__Data lines__.
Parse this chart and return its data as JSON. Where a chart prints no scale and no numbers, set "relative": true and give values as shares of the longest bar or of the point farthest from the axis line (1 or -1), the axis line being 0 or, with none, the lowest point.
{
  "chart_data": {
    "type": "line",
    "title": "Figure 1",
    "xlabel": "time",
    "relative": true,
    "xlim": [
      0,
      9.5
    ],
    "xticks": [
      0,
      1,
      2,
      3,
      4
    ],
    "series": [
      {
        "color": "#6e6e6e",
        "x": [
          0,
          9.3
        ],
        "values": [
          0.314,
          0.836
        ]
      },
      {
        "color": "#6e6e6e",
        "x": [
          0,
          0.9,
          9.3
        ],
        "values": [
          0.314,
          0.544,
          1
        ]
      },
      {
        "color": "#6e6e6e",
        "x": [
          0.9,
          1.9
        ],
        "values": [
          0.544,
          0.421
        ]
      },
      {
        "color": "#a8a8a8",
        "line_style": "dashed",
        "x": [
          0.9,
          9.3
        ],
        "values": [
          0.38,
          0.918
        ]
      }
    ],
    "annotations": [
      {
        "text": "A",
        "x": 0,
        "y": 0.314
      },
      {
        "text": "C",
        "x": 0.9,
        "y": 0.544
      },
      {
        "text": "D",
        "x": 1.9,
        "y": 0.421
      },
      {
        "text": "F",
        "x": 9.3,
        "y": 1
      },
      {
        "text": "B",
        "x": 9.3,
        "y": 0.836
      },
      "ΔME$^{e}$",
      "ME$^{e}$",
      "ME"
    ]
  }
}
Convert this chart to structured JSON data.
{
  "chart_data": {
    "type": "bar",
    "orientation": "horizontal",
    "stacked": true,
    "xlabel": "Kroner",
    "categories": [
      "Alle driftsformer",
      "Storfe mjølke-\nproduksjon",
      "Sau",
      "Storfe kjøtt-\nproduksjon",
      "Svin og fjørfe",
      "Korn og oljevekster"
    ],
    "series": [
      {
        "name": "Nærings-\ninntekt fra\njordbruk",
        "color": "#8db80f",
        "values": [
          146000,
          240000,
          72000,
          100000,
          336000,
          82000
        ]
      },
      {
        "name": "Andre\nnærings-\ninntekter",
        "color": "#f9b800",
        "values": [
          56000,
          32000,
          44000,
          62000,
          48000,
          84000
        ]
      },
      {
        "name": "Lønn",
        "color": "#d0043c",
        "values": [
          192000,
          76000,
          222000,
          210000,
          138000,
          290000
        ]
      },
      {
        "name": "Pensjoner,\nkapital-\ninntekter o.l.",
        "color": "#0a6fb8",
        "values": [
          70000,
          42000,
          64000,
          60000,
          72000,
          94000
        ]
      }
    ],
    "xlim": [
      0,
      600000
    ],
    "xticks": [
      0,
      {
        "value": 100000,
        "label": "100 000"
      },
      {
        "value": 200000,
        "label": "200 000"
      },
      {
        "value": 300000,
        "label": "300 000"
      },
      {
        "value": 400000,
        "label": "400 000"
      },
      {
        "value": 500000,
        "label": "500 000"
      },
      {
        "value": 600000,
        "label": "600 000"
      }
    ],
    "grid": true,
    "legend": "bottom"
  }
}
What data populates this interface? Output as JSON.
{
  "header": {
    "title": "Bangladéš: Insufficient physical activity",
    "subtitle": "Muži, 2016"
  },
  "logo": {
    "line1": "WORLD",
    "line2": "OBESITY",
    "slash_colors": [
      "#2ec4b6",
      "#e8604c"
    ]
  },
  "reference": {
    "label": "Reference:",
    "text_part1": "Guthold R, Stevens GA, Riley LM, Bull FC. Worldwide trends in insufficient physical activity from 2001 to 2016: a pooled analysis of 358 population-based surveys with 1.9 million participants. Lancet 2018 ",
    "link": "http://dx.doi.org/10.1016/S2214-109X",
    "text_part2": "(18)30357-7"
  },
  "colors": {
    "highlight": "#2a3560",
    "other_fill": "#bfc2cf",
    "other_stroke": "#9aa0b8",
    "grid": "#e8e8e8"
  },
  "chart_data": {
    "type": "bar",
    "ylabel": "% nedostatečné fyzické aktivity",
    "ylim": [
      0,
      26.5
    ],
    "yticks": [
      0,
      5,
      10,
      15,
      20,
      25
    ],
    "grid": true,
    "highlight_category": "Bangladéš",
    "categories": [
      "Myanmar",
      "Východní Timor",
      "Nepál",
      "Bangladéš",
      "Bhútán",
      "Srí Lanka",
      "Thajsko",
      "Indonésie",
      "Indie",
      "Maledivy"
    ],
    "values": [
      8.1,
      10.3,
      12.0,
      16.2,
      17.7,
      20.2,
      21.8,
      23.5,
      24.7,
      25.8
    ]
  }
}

__Written exercise__. Write an exact transcription of every entry above.

__Written solution__.
Parse this chart and return its data as JSON. Where a chart prints no scale and no numbers, set "relative": true and give values as shares of the longest bar or of the point farthest from the axis line (1 or -1), the axis line being 0 or, with none, the lowest point.
{
  "chart_data": {
    "type": "line",
    "title": "Figure 1",
    "xlabel": "time",
    "relative": true,
    "xlim": [
      0,
      9.5
    ],
    "xticks": [
      0,
      1,
      2,
      3,
      4
    ],
    "series": [
      {
        "color": "#6e6e6e",
        "x": [
          0,
          9.3
        ],
        "values": [
          0.314,
          0.836
        ]
      },
      {
        "color": "#6e6e6e",
        "x": [
          0,
          0.9,
          9.3
        ],
        "values": [
          0.314,
          0.544,
          1
        ]
      },
      {
        "color": "#6e6e6e",
        "x": [
          0.9,
          1.9
        ],
        "values": [
          0.544,
          0.421
        ]
      },
      {
        "color": "#a8a8a8",
        "line_style": "dashed",
        "x": [
          0.9,
          9.3
        ],
        "values": [
          0.38,
          0.918
        ]
      }
    ],
    "annotations": [
      {
        "text": "A",
        "x": 0,
        "y": 0.314
      },
      {
        "text": "C",
        "x": 0.9,
        "y": 0.544
      },
      {
        "text": "D",
        "x": 1.9,
        "y": 0.421
      },
      {
        "text": "F",
        "x": 9.3,
        "y": 1
      },
      {
        "text": "B",
        "x": 9.3,
        "y": 0.836
      },
      "ΔME$^{e}$",
      "ME$^{e}$",
      "ME"
    ]
  }
}
Convert this chart to structured JSON data.
{
  "chart_data": {
    "type": "bar",
    "orientation": "horizontal",
    "stacked": true,
    "xlabel": "Kroner",
    "categories": [
      "Alle driftsformer",
      "Storfe mjølke-\nproduksjon",
      "Sau",
      "Storfe kjøtt-\nproduksjon",
      "Svin og fjørfe",
      "Korn og oljevekster"
    ],
    "series": [
      {
        "name": "Nærings-\ninntekt fra\njordbruk",
        "color": "#8db80f",
        "values": [
          146000,
          240000,
          72000,
          100000,
          336000,
          82000
        ]
      },
      {
        "name": "Andre\nnærings-\ninntekter",
        "color": "#f9b800",
        "values": [
          56000,
          32000,
          44000,
          62000,
          48000,
          84000
        ]
      },
      {
        "name": "Lønn",
        "color": "#d0043c",
        "values": [
          192000,
          76000,
          222000,
          210000,
          138000,
          290000
        ]
      },
      {
        "name": "Pensjoner,\nkapital-\ninntekter o.l.",
        "color": "#0a6fb8",
        "values": [
          70000,
          42000,
          64000,
          60000,
          72000,
          94000
        ]
      }
    ],
    "xlim": [
      0,
      600000
    ],
    "xticks": [
      0,
      {
        "value": 100000,
        "label": "100 000"
      },
      {
        "value": 200000,
        "label": "200 000"
      },
      {
        "value": 300000,
        "label": "300 000"
      },
      {
        "value": 400000,
        "label": "400 000"
      },
      {
        "value": 500000,
        "label": "500 000"
      },
      {
        "value": 600000,
        "label": "600 000"
      }
    ],
    "grid": true,
    "legend": "bottom"
  }
}
What data populates this interface? Output as JSON.
{
  "header": {
    "title": "Bangladéš: Insufficient physical activity",
    "subtitle": "Muži, 2016"
  },
  "logo": {
    "line1": "WORLD",
    "line2": "OBESITY",
    "slash_colors": [
      "#2ec4b6",
      "#e8604c"
    ]
  },
  "reference": {
    "label": "Reference:",
    "text_part1": "Guthold R, Stevens GA, Riley LM, Bull FC. Worldwide trends in insufficient physical activity from 2001 to 2016: a pooled analysis of 358 population-based surveys with 1.9 million participants. Lancet 2018 ",
    "link": "http://dx.doi.org/10.1016/S2214-109X",
    "text_part2": "(18)30357-7"
  },
  "colors": {
    "highlight": "#2a3560",
    "other_fill": "#bfc2cf",
    "other_stroke": "#9aa0b8",
    "grid": "#e8e8e8"
  },
  "chart_data": {
    "type": "bar",
    "ylabel": "% nedostatečné fyzické aktivity",
    "ylim": [
      0,
      26.5
    ],
    "yticks": [
      0,
      5,
      10,
      15,
      20,
      25
    ],
    "grid": true,
    "highlight_category": "Bangladéš",
    "categories": [
      "Myanmar",
      "Východní Timor",
      "Nepál",
      "Bangladéš",
      "Bhútán",
      "Srí Lanka",
      "Thajsko",
      "Indonésie",
      "Indie",
      "Maledivy"
    ],
    "values": [
      8.1,
      10.3,
      12.0,
      16.2,
      17.7,
      20.2,
      21.8,
      23.5,
      24.7,
      25.8
    ]
  }
}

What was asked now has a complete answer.